*REQUIREMENT:* Count every line that includes the string "text" in the entries that follow. Nothing besides the number is needed.

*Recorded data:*
((

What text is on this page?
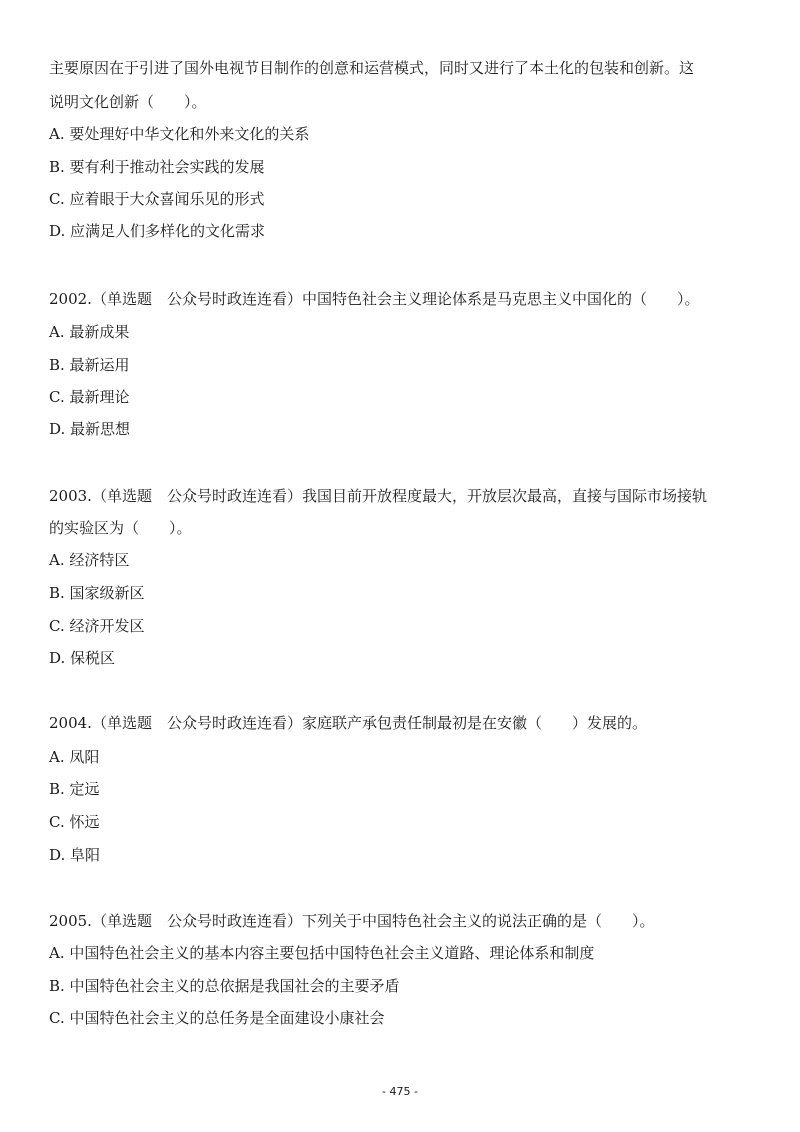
主要原因在于引进了国外电视节目制作的创意和运营模式，同时又进行了本土化的包装和创新。这
说明文化创新（　　）。
A. 要处理好中华文化和外来文化的关系
B. 要有利于推动社会实践的发展
C. 应着眼于大众喜闻乐见的形式
D. 应满足人们多样化的文化需求
2002.（单选题　公众号时政连连看）中国特色社会主义理论体系是马克思主义中国化的（　　）。
A. 最新成果
B. 最新运用
C. 最新理论
D. 最新思想
2003.（单选题　公众号时政连连看）我国目前开放程度最大，开放层次最高，直接与国际市场接轨
的实验区为（　　）。
A. 经济特区
B. 国家级新区
C. 经济开发区
D. 保税区
2004.（单选题　公众号时政连连看）家庭联产承包责任制最初是在安徽（　　）发展的。
A. 凤阳
B. 定远
C. 怀远
D. 阜阳
2005.（单选题　公众号时政连连看）下列关于中国特色社会主义的说法正确的是（　　）。
A. 中国特色社会主义的基本内容主要包括中国特色社会主义道路、理论体系和制度
B. 中国特色社会主义的总依据是我国社会的主要矛盾
C. 中国特色社会主义的总任务是全面建设小康社会
- 475 -
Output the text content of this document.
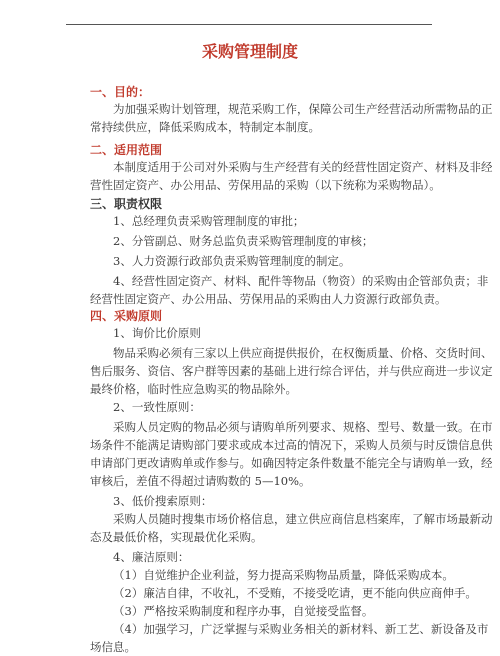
采购管理制度
一、目的：
为加强采购计划管理，规范采购工作，保障公司生产经营活动所需物品的正
常持续供应，降低采购成本，特制定本制度。
二、适用范围
本制度适用于公司对外采购与生产经营有关的经营性固定资产、材料及非经
营性固定资产、办公用品、劳保用品的采购（以下统称为采购物品）。
三、职责权限
1、总经理负责采购管理制度的审批；
2、分管副总、财务总监负责采购管理制度的审核；
3、人力资源行政部负责采购管理制度的制定。
4、经营性固定资产、材料、配件等物品（物资）的采购由企管部负责；非
经营性固定资产、办公用品、劳保用品的采购由人力资源行政部负责。
四、采购原则
1、询价比价原则
物品采购必须有三家以上供应商提供报价，在权衡质量、价格、交货时间、
售后服务、资信、客户群等因素的基础上进行综合评估，并与供应商进一步议定
最终价格，临时性应急购买的物品除外。
2、一致性原则：
采购人员定购的物品必须与请购单所列要求、规格、型号、数量一致。在市
场条件不能满足请购部门要求或成本过高的情况下，采购人员须与时反馈信息供
申请部门更改请购单或作参与。如确因特定条件数量不能完全与请购单一致，经
审核后，差值不得超过请购数的 5—10%。
3、低价搜索原则：
采购人员随时搜集市场价格信息，建立供应商信息档案库，了解市场最新动
态及最低价格，实现最优化采购。
4、廉洁原则：
（1）自觉维护企业利益，努力提高采购物品质量，降低采购成本。
（2）廉洁自律，不收礼，不受贿，不接受吃请，更不能向供应商伸手。
（3）严格按采购制度和程序办事，自觉接受监督。
（4）加强学习，广泛掌握与采购业务相关的新材料、新工艺、新设备及市
场信息。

))

*FINAL RESULT:* 2